» **WHAT TO PRODUCE**
Without including any images, reproduce each entry exactly.

» **RECORDS SHOWN**
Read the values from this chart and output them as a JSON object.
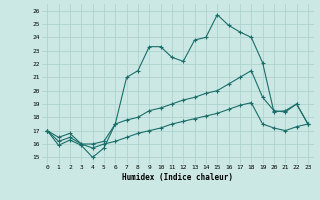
{
  "xlabel": "Humidex (Indice chaleur)",
  "background_color": "#cce8e4",
  "grid_color": "#aacfcc",
  "line_color": "#1a6e6a",
  "xlim": [
    -0.5,
    23.5
  ],
  "ylim": [
    14.5,
    26.5
  ],
  "xticks": [
    0,
    1,
    2,
    3,
    4,
    5,
    6,
    7,
    8,
    9,
    10,
    11,
    12,
    13,
    14,
    15,
    16,
    17,
    18,
    19,
    20,
    21,
    22,
    23
  ],
  "yticks": [
    15,
    16,
    17,
    18,
    19,
    20,
    21,
    22,
    23,
    24,
    25,
    26
  ],
  "series": [
    [
      17.0,
      15.9,
      16.3,
      15.9,
      15.0,
      15.7,
      17.5,
      21.0,
      21.5,
      23.3,
      23.3,
      22.5,
      22.2,
      23.8,
      24.0,
      25.7,
      24.9,
      24.4,
      24.0,
      22.1,
      18.4,
      18.5,
      19.0,
      17.5
    ],
    [
      17.0,
      16.5,
      16.8,
      16.0,
      16.0,
      16.2,
      17.5,
      17.8,
      18.0,
      18.5,
      18.7,
      19.0,
      19.3,
      19.5,
      19.8,
      20.0,
      20.5,
      21.0,
      21.5,
      19.5,
      18.5,
      18.4,
      19.0,
      17.5
    ],
    [
      17.0,
      16.2,
      16.5,
      16.0,
      15.7,
      16.0,
      16.2,
      16.5,
      16.8,
      17.0,
      17.2,
      17.5,
      17.7,
      17.9,
      18.1,
      18.3,
      18.6,
      18.9,
      19.1,
      17.5,
      17.2,
      17.0,
      17.3,
      17.5
    ]
  ]
}
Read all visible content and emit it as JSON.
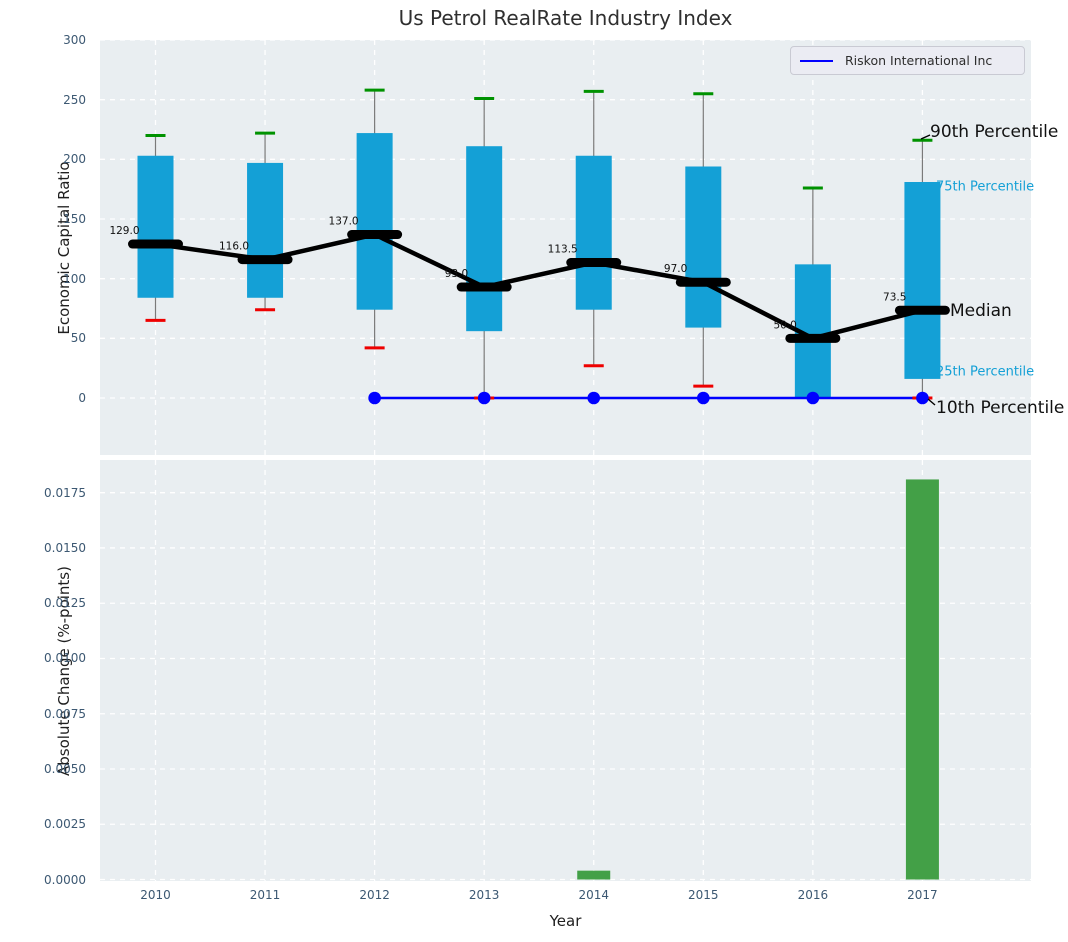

» **RESULT BELOW**
Read the values from this chart and output them as a JSON object.
{
  "xlabel": "Humidex (Indice chaleur)",
  "background_color": "#cce8e4",
  "grid_color": "#aacfcc",
  "line_color": "#1a6e6a",
  "xlim": [
    -0.5,
    23.5
  ],
  "ylim": [
    14.5,
    26.5
  ],
  "xticks": [
    0,
    1,
    2,
    3,
    4,
    5,
    6,
    7,
    8,
    9,
    10,
    11,
    12,
    13,
    14,
    15,
    16,
    17,
    18,
    19,
    20,
    21,
    22,
    23
  ],
  "yticks": [
    15,
    16,
    17,
    18,
    19,
    20,
    21,
    22,
    23,
    24,
    25,
    26
  ],
  "series": [
    [
      17.0,
      15.9,
      16.3,
      15.9,
      15.0,
      15.7,
      17.5,
      21.0,
      21.5,
      23.3,
      23.3,
      22.5,
      22.2,
      23.8,
      24.0,
      25.7,
      24.9,
      24.4,
      24.0,
      22.1,
      18.4,
      18.5,
      19.0,
      17.5
    ],
    [
      17.0,
      16.5,
      16.8,
      16.0,
      16.0,
      16.2,
      17.5,
      17.8,
      18.0,
      18.5,
      18.7,
      19.0,
      19.3,
      19.5,
      19.8,
      20.0,
      20.5,
      21.0,
      21.5,
      19.5,
      18.5,
      18.4,
      19.0,
      17.5
    ],
    [
      17.0,
      16.2,
      16.5,
      16.0,
      15.7,
      16.0,
      16.2,
      16.5,
      16.8,
      17.0,
      17.2,
      17.5,
      17.7,
      17.9,
      18.1,
      18.3,
      18.6,
      18.9,
      19.1,
      17.5,
      17.2,
      17.0,
      17.3,
      17.5
    ]
  ]
}
Read all visible content and emit it as JSON.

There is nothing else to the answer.